**What to do**
Exactly reproduce each entry, leaving out nothing.

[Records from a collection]
--- Begin ---
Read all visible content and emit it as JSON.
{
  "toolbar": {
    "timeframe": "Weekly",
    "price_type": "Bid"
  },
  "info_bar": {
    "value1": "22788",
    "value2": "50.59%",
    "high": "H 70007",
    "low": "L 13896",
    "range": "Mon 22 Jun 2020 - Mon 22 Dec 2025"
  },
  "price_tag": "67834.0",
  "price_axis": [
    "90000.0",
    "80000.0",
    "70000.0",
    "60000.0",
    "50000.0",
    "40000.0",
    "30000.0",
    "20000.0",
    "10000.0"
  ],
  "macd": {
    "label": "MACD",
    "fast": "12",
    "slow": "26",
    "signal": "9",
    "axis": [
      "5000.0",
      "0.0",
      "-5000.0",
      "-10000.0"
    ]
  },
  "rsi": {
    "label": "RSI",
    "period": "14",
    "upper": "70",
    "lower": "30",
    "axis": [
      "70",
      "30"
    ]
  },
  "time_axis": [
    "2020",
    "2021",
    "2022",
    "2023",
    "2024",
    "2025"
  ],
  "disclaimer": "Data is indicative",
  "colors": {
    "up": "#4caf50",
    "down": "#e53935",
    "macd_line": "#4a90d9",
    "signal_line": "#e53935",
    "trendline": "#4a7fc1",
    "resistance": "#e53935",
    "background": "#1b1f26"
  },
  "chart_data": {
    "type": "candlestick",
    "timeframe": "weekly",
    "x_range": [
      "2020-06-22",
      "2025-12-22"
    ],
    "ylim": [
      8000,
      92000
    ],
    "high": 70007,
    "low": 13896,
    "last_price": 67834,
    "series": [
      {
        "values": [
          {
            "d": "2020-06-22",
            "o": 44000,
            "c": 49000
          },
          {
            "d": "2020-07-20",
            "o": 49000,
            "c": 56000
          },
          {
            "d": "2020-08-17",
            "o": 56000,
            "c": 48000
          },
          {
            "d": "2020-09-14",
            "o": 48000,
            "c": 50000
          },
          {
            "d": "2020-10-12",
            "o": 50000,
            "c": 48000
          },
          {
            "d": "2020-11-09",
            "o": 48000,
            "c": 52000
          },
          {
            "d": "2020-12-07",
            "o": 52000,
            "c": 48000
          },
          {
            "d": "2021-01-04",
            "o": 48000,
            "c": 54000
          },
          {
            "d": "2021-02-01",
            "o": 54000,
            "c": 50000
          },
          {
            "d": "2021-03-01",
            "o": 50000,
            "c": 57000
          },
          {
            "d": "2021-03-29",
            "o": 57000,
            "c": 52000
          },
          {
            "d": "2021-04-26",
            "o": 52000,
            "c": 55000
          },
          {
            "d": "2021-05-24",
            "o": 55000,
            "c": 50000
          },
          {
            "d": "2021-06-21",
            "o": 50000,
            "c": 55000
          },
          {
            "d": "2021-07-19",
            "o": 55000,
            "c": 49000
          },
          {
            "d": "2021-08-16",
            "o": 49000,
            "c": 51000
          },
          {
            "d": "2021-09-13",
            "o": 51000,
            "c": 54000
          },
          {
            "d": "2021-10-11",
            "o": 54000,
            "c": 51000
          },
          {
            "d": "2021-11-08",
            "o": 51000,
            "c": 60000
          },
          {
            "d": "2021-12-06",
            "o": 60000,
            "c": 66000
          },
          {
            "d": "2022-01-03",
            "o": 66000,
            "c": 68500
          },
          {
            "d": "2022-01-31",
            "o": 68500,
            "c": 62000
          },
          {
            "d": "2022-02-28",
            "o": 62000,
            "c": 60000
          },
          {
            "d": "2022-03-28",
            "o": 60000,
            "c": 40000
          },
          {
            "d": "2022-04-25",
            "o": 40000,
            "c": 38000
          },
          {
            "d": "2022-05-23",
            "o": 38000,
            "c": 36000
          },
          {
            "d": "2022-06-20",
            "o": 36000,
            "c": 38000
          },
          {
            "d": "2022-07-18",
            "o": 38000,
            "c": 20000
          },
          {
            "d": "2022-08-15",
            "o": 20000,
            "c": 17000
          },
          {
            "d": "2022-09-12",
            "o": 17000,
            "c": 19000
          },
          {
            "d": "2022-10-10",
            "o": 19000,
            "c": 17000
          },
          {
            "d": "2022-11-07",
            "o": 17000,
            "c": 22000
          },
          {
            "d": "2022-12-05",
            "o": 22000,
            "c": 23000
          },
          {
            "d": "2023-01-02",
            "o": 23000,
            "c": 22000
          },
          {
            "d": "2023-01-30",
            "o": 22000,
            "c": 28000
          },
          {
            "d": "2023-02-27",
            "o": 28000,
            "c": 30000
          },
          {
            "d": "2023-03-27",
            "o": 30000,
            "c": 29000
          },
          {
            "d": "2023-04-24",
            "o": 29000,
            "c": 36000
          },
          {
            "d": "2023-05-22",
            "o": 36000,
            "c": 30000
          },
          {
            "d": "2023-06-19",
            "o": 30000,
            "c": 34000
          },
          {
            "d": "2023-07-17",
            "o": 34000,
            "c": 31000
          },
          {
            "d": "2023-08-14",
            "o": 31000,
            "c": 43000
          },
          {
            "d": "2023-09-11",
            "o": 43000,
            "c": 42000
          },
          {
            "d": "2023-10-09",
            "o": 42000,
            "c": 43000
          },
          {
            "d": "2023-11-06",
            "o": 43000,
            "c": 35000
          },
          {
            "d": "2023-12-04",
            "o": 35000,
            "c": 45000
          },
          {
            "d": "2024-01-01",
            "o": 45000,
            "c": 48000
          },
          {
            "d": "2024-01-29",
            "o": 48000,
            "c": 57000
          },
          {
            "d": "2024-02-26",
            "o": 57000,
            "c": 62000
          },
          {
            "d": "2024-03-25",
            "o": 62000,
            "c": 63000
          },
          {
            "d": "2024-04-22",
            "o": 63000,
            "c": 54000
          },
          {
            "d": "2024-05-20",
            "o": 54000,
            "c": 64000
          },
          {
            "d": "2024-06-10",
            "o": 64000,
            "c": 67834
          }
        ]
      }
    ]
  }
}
--- End ---
**Answer below**
Read all visible content and emit it as JSON.
{
  "toolbar": {
    "timeframe": "Weekly",
    "price_type": "Bid"
  },
  "info_bar": {
    "value1": "22788",
    "value2": "50.59%",
    "high": "H 70007",
    "low": "L 13896",
    "range": "Mon 22 Jun 2020 - Mon 22 Dec 2025"
  },
  "price_tag": "67834.0",
  "price_axis": [
    "90000.0",
    "80000.0",
    "70000.0",
    "60000.0",
    "50000.0",
    "40000.0",
    "30000.0",
    "20000.0",
    "10000.0"
  ],
  "macd": {
    "label": "MACD",
    "fast": "12",
    "slow": "26",
    "signal": "9",
    "axis": [
      "5000.0",
      "0.0",
      "-5000.0",
      "-10000.0"
    ]
  },
  "rsi": {
    "label": "RSI",
    "period": "14",
    "upper": "70",
    "lower": "30",
    "axis": [
      "70",
      "30"
    ]
  },
  "time_axis": [
    "2020",
    "2021",
    "2022",
    "2023",
    "2024",
    "2025"
  ],
  "disclaimer": "Data is indicative",
  "colors": {
    "up": "#4caf50",
    "down": "#e53935",
    "macd_line": "#4a90d9",
    "signal_line": "#e53935",
    "trendline": "#4a7fc1",
    "resistance": "#e53935",
    "background": "#1b1f26"
  },
  "chart_data": {
    "type": "candlestick",
    "timeframe": "weekly",
    "x_range": [
      "2020-06-22",
      "2025-12-22"
    ],
    "ylim": [
      8000,
      92000
    ],
    "high": 70007,
    "low": 13896,
    "last_price": 67834,
    "series": [
      {
        "values": [
          {
            "d": "2020-06-22",
            "o": 44000,
            "c": 49000
          },
          {
            "d": "2020-07-20",
            "o": 49000,
            "c": 56000
          },
          {
            "d": "2020-08-17",
            "o": 56000,
            "c": 48000
          },
          {
            "d": "2020-09-14",
            "o": 48000,
            "c": 50000
          },
          {
            "d": "2020-10-12",
            "o": 50000,
            "c": 48000
          },
          {
            "d": "2020-11-09",
            "o": 48000,
            "c": 52000
          },
          {
            "d": "2020-12-07",
            "o": 52000,
            "c": 48000
          },
          {
            "d": "2021-01-04",
            "o": 48000,
            "c": 54000
          },
          {
            "d": "2021-02-01",
            "o": 54000,
            "c": 50000
          },
          {
            "d": "2021-03-01",
            "o": 50000,
            "c": 57000
          },
          {
            "d": "2021-03-29",
            "o": 57000,
            "c": 52000
          },
          {
            "d": "2021-04-26",
            "o": 52000,
            "c": 55000
          },
          {
            "d": "2021-05-24",
            "o": 55000,
            "c": 50000
          },
          {
            "d": "2021-06-21",
            "o": 50000,
            "c": 55000
          },
          {
            "d": "2021-07-19",
            "o": 55000,
            "c": 49000
          },
          {
            "d": "2021-08-16",
            "o": 49000,
            "c": 51000
          },
          {
            "d": "2021-09-13",
            "o": 51000,
            "c": 54000
          },
          {
            "d": "2021-10-11",
            "o": 54000,
            "c": 51000
          },
          {
            "d": "2021-11-08",
            "o": 51000,
            "c": 60000
          },
          {
            "d": "2021-12-06",
            "o": 60000,
            "c": 66000
          },
          {
            "d": "2022-01-03",
            "o": 66000,
            "c": 68500
          },
          {
            "d": "2022-01-31",
            "o": 68500,
            "c": 62000
          },
          {
            "d": "2022-02-28",
            "o": 62000,
            "c": 60000
          },
          {
            "d": "2022-03-28",
            "o": 60000,
            "c": 40000
          },
          {
            "d": "2022-04-25",
            "o": 40000,
            "c": 38000
          },
          {
            "d": "2022-05-23",
            "o": 38000,
            "c": 36000
          },
          {
            "d": "2022-06-20",
            "o": 36000,
            "c": 38000
          },
          {
            "d": "2022-07-18",
            "o": 38000,
            "c": 20000
          },
          {
            "d": "2022-08-15",
            "o": 20000,
            "c": 17000
          },
          {
            "d": "2022-09-12",
            "o": 17000,
            "c": 19000
          },
          {
            "d": "2022-10-10",
            "o": 19000,
            "c": 17000
          },
          {
            "d": "2022-11-07",
            "o": 17000,
            "c": 22000
          },
          {
            "d": "2022-12-05",
            "o": 22000,
            "c": 23000
          },
          {
            "d": "2023-01-02",
            "o": 23000,
            "c": 22000
          },
          {
            "d": "2023-01-30",
            "o": 22000,
            "c": 28000
          },
          {
            "d": "2023-02-27",
            "o": 28000,
            "c": 30000
          },
          {
            "d": "2023-03-27",
            "o": 30000,
            "c": 29000
          },
          {
            "d": "2023-04-24",
            "o": 29000,
            "c": 36000
          },
          {
            "d": "2023-05-22",
            "o": 36000,
            "c": 30000
          },
          {
            "d": "2023-06-19",
            "o": 30000,
            "c": 34000
          },
          {
            "d": "2023-07-17",
            "o": 34000,
            "c": 31000
          },
          {
            "d": "2023-08-14",
            "o": 31000,
            "c": 43000
          },
          {
            "d": "2023-09-11",
            "o": 43000,
            "c": 42000
          },
          {
            "d": "2023-10-09",
            "o": 42000,
            "c": 43000
          },
          {
            "d": "2023-11-06",
            "o": 43000,
            "c": 35000
          },
          {
            "d": "2023-12-04",
            "o": 35000,
            "c": 45000
          },
          {
            "d": "2024-01-01",
            "o": 45000,
            "c": 48000
          },
          {
            "d": "2024-01-29",
            "o": 48000,
            "c": 57000
          },
          {
            "d": "2024-02-26",
            "o": 57000,
            "c": 62000
          },
          {
            "d": "2024-03-25",
            "o": 62000,
            "c": 63000
          },
          {
            "d": "2024-04-22",
            "o": 63000,
            "c": 54000
          },
          {
            "d": "2024-05-20",
            "o": 54000,
            "c": 64000
          },
          {
            "d": "2024-06-10",
            "o": 64000,
            "c": 67834
          }
        ]
      }
    ]
  }
}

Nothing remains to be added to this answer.